◆ **Exercise description**: Every line below should be repeated exactly.

○ ○ ○ ○ ○

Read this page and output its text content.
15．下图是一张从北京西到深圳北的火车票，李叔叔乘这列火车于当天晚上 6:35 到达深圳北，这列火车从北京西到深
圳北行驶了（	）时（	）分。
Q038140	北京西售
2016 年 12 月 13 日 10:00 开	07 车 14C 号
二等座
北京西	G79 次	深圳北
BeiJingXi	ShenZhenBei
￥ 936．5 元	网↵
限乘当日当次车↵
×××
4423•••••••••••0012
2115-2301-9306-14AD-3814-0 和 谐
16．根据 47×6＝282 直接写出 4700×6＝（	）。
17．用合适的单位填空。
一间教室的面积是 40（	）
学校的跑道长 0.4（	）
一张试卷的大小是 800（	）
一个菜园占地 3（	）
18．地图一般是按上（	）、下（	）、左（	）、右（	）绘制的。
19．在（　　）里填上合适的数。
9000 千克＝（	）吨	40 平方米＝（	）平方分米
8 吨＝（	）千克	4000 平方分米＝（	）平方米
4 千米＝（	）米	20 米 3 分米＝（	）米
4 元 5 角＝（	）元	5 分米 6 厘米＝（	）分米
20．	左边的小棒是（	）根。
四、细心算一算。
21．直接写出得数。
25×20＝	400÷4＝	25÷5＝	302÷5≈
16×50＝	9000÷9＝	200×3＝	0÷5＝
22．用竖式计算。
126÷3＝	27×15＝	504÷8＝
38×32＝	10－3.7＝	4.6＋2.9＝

○ ○ ○ ○ ○

◆ **Output below**:
Read this page and output its text content.
15．下图是一张从北京西到深圳北的火车票，李叔叔乘这列火车于当天晚上 6:35 到达深圳北，这列火车从北京西到深
圳北行驶了（	）时（	）分。
Q038140	北京西售
2016 年 12 月 13 日 10:00 开	07 车 14C 号
二等座
北京西	G79 次	深圳北
BeiJingXi	ShenZhenBei
￥ 936．5 元	网↵
限乘当日当次车↵
×××
4423•••••••••••0012
2115-2301-9306-14AD-3814-0 和 谐
16．根据 47×6＝282 直接写出 4700×6＝（	）。
17．用合适的单位填空。
一间教室的面积是 40（	）
学校的跑道长 0.4（	）
一张试卷的大小是 800（	）
一个菜园占地 3（	）
18．地图一般是按上（	）、下（	）、左（	）、右（	）绘制的。
19．在（　　）里填上合适的数。
9000 千克＝（	）吨	40 平方米＝（	）平方分米
8 吨＝（	）千克	4000 平方分米＝（	）平方米
4 千米＝（	）米	20 米 3 分米＝（	）米
4 元 5 角＝（	）元	5 分米 6 厘米＝（	）分米
20．	左边的小棒是（	）根。
四、细心算一算。
21．直接写出得数。
25×20＝	400÷4＝	25÷5＝	302÷5≈
16×50＝	9000÷9＝	200×3＝	0÷5＝
22．用竖式计算。
126÷3＝	27×15＝	504÷8＝
38×32＝	10－3.7＝	4.6＋2.9＝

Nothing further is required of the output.